__To do__:
Retype the material below. Keep every word exactly as it is.

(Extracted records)
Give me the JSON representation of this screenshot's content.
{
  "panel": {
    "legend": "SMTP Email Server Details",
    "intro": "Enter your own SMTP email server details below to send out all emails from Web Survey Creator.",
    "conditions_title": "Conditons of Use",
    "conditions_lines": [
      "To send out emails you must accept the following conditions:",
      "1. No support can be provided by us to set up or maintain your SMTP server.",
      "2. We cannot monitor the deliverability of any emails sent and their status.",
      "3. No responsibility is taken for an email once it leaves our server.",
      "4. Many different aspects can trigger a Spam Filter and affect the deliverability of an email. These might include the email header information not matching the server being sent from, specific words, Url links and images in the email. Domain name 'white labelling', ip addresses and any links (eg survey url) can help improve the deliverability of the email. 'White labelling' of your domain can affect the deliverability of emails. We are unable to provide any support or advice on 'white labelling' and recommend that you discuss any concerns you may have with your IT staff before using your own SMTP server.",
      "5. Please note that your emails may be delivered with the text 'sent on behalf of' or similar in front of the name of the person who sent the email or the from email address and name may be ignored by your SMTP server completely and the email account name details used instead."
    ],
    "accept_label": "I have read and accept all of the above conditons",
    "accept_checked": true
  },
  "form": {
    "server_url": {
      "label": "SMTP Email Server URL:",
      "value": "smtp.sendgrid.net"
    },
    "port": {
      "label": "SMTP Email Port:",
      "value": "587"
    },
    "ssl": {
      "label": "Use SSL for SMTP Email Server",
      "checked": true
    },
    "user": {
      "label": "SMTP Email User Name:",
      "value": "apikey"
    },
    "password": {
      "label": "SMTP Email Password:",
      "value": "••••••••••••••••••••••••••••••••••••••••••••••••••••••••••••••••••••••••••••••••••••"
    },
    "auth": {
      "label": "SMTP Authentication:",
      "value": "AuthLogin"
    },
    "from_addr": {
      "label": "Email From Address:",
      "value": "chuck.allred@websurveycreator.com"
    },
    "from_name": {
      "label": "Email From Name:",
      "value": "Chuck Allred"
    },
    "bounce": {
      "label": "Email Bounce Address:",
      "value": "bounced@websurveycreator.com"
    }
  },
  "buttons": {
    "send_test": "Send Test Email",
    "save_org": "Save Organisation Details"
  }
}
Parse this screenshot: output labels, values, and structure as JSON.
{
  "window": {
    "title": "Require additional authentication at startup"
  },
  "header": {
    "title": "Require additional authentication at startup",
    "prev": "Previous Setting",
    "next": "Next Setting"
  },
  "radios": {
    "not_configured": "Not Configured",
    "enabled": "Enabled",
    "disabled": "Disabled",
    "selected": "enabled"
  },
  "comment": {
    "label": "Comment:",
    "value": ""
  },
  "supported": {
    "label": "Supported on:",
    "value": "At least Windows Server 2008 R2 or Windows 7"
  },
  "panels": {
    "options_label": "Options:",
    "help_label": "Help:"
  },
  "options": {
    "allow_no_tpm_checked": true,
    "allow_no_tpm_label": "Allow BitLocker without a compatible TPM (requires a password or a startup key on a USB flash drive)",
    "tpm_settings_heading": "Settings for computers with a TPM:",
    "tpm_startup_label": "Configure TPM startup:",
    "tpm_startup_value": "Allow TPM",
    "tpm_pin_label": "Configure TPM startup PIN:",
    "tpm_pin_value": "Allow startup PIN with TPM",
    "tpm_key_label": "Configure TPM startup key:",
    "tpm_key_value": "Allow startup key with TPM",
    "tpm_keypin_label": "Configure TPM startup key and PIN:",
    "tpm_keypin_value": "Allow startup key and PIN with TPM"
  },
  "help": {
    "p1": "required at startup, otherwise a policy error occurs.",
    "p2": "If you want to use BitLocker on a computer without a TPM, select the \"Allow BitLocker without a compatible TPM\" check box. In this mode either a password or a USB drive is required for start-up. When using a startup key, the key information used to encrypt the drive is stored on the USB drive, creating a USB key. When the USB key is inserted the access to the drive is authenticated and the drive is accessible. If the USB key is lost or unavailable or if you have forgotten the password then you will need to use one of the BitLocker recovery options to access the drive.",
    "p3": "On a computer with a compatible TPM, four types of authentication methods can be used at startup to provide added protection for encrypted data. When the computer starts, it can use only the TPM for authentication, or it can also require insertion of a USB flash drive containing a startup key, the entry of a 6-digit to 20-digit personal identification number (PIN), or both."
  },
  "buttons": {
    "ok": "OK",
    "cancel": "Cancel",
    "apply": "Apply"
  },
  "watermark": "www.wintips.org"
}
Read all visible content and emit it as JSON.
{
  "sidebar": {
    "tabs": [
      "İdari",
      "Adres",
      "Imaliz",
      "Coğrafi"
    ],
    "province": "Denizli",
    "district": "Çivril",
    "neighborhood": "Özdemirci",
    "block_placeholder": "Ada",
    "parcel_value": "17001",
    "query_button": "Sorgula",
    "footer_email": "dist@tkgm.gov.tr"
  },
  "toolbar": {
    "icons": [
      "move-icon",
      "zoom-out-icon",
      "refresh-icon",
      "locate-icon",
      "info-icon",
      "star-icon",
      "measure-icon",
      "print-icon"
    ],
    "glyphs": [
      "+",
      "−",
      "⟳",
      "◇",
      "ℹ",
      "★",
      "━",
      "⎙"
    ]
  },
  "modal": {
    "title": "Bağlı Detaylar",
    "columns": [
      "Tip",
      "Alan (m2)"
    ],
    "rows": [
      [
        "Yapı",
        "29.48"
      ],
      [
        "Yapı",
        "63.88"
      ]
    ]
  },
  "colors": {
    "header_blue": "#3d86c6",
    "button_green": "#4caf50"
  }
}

__Result of the exercise__:
Give me the JSON representation of this screenshot's content.
{
  "panel": {
    "legend": "SMTP Email Server Details",
    "intro": "Enter your own SMTP email server details below to send out all emails from Web Survey Creator.",
    "conditions_title": "Conditons of Use",
    "conditions_lines": [
      "To send out emails you must accept the following conditions:",
      "1. No support can be provided by us to set up or maintain your SMTP server.",
      "2. We cannot monitor the deliverability of any emails sent and their status.",
      "3. No responsibility is taken for an email once it leaves our server.",
      "4. Many different aspects can trigger a Spam Filter and affect the deliverability of an email. These might include the email header information not matching the server being sent from, specific words, Url links and images in the email. Domain name 'white labelling', ip addresses and any links (eg survey url) can help improve the deliverability of the email. 'White labelling' of your domain can affect the deliverability of emails. We are unable to provide any support or advice on 'white labelling' and recommend that you discuss any concerns you may have with your IT staff before using your own SMTP server.",
      "5. Please note that your emails may be delivered with the text 'sent on behalf of' or similar in front of the name of the person who sent the email or the from email address and name may be ignored by your SMTP server completely and the email account name details used instead."
    ],
    "accept_label": "I have read and accept all of the above conditons",
    "accept_checked": true
  },
  "form": {
    "server_url": {
      "label": "SMTP Email Server URL:",
      "value": "smtp.sendgrid.net"
    },
    "port": {
      "label": "SMTP Email Port:",
      "value": "587"
    },
    "ssl": {
      "label": "Use SSL for SMTP Email Server",
      "checked": true
    },
    "user": {
      "label": "SMTP Email User Name:",
      "value": "apikey"
    },
    "password": {
      "label": "SMTP Email Password:",
      "value": "••••••••••••••••••••••••••••••••••••••••••••••••••••••••••••••••••••••••••••••••••••"
    },
    "auth": {
      "label": "SMTP Authentication:",
      "value": "AuthLogin"
    },
    "from_addr": {
      "label": "Email From Address:",
      "value": "chuck.allred@websurveycreator.com"
    },
    "from_name": {
      "label": "Email From Name:",
      "value": "Chuck Allred"
    },
    "bounce": {
      "label": "Email Bounce Address:",
      "value": "bounced@websurveycreator.com"
    }
  },
  "buttons": {
    "send_test": "Send Test Email",
    "save_org": "Save Organisation Details"
  }
}
Parse this screenshot: output labels, values, and structure as JSON.
{
  "window": {
    "title": "Require additional authentication at startup"
  },
  "header": {
    "title": "Require additional authentication at startup",
    "prev": "Previous Setting",
    "next": "Next Setting"
  },
  "radios": {
    "not_configured": "Not Configured",
    "enabled": "Enabled",
    "disabled": "Disabled",
    "selected": "enabled"
  },
  "comment": {
    "label": "Comment:",
    "value": ""
  },
  "supported": {
    "label": "Supported on:",
    "value": "At least Windows Server 2008 R2 or Windows 7"
  },
  "panels": {
    "options_label": "Options:",
    "help_label": "Help:"
  },
  "options": {
    "allow_no_tpm_checked": true,
    "allow_no_tpm_label": "Allow BitLocker without a compatible TPM (requires a password or a startup key on a USB flash drive)",
    "tpm_settings_heading": "Settings for computers with a TPM:",
    "tpm_startup_label": "Configure TPM startup:",
    "tpm_startup_value": "Allow TPM",
    "tpm_pin_label": "Configure TPM startup PIN:",
    "tpm_pin_value": "Allow startup PIN with TPM",
    "tpm_key_label": "Configure TPM startup key:",
    "tpm_key_value": "Allow startup key with TPM",
    "tpm_keypin_label": "Configure TPM startup key and PIN:",
    "tpm_keypin_value": "Allow startup key and PIN with TPM"
  },
  "help": {
    "p1": "required at startup, otherwise a policy error occurs.",
    "p2": "If you want to use BitLocker on a computer without a TPM, select the \"Allow BitLocker without a compatible TPM\" check box. In this mode either a password or a USB drive is required for start-up. When using a startup key, the key information used to encrypt the drive is stored on the USB drive, creating a USB key. When the USB key is inserted the access to the drive is authenticated and the drive is accessible. If the USB key is lost or unavailable or if you have forgotten the password then you will need to use one of the BitLocker recovery options to access the drive.",
    "p3": "On a computer with a compatible TPM, four types of authentication methods can be used at startup to provide added protection for encrypted data. When the computer starts, it can use only the TPM for authentication, or it can also require insertion of a USB flash drive containing a startup key, the entry of a 6-digit to 20-digit personal identification number (PIN), or both."
  },
  "buttons": {
    "ok": "OK",
    "cancel": "Cancel",
    "apply": "Apply"
  },
  "watermark": "www.wintips.org"
}
Read all visible content and emit it as JSON.
{
  "sidebar": {
    "tabs": [
      "İdari",
      "Adres",
      "Imaliz",
      "Coğrafi"
    ],
    "province": "Denizli",
    "district": "Çivril",
    "neighborhood": "Özdemirci",
    "block_placeholder": "Ada",
    "parcel_value": "17001",
    "query_button": "Sorgula",
    "footer_email": "dist@tkgm.gov.tr"
  },
  "toolbar": {
    "icons": [
      "move-icon",
      "zoom-out-icon",
      "refresh-icon",
      "locate-icon",
      "info-icon",
      "star-icon",
      "measure-icon",
      "print-icon"
    ],
    "glyphs": [
      "+",
      "−",
      "⟳",
      "◇",
      "ℹ",
      "★",
      "━",
      "⎙"
    ]
  },
  "modal": {
    "title": "Bağlı Detaylar",
    "columns": [
      "Tip",
      "Alan (m2)"
    ],
    "rows": [
      [
        "Yapı",
        "29.48"
      ],
      [
        "Yapı",
        "63.88"
      ]
    ]
  },
  "colors": {
    "header_blue": "#3d86c6",
    "button_green": "#4caf50"
  }
}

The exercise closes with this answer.